> [Stated task]: Gather from the listing below each line that includes the word "процентов", and copy it.

▬▬▬

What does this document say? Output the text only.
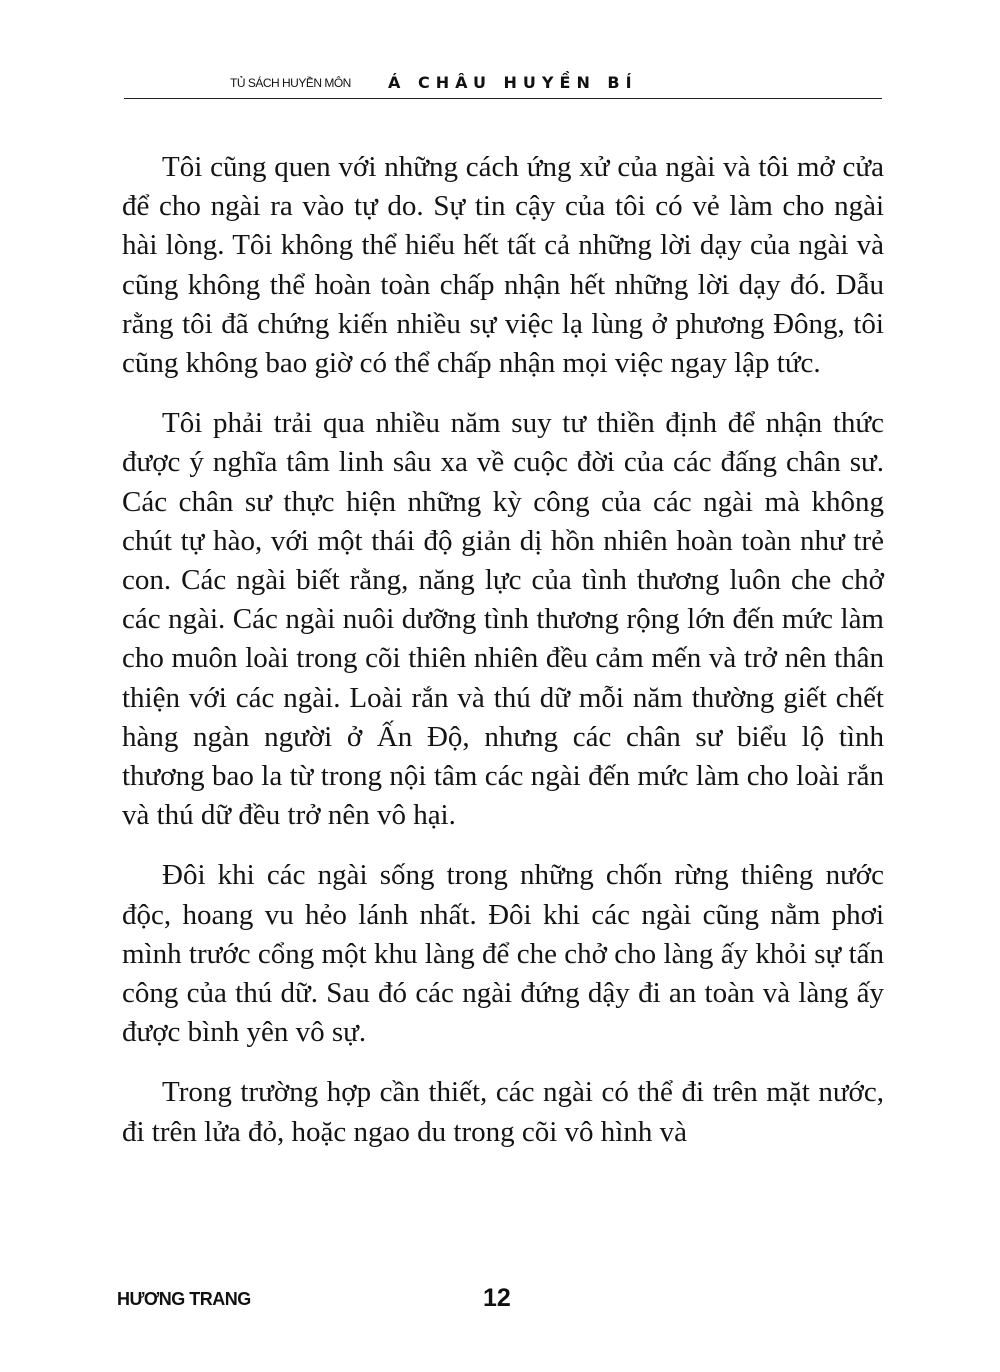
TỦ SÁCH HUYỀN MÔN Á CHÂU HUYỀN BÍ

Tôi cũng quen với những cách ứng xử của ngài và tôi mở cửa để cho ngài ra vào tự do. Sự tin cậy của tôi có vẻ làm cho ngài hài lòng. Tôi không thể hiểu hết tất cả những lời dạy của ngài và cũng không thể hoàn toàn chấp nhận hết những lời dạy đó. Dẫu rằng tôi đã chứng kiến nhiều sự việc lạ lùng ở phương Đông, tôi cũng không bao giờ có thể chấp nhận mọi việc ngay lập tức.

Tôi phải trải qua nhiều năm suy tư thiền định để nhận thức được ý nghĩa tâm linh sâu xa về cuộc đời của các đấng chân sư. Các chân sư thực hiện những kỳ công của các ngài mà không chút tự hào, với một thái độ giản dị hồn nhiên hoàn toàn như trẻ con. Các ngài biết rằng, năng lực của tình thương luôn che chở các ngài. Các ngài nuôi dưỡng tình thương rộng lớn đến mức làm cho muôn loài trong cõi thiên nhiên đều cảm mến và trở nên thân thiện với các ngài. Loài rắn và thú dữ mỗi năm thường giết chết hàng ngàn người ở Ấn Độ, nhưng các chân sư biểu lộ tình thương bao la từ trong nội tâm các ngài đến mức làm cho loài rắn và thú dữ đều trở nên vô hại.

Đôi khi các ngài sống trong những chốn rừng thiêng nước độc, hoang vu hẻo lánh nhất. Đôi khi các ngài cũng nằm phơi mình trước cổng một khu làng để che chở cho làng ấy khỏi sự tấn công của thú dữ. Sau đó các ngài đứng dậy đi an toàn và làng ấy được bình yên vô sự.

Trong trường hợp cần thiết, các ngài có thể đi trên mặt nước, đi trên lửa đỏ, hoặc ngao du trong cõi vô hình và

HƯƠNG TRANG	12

▬▬▬

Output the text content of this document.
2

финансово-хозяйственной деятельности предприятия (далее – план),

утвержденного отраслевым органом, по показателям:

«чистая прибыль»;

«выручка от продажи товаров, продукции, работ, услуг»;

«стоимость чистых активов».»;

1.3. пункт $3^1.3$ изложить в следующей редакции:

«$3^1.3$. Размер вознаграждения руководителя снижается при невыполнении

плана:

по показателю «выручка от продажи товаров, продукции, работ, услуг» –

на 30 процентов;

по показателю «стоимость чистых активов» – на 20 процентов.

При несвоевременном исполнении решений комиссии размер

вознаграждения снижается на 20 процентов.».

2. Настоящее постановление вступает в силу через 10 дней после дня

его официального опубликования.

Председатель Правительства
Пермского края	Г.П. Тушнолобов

▬▬▬

> [Answer in full]:
на 30 процентов;
по показателю «стоимость чистых активов» – на 20 процентов.
вознаграждения снижается на 20 процентов.».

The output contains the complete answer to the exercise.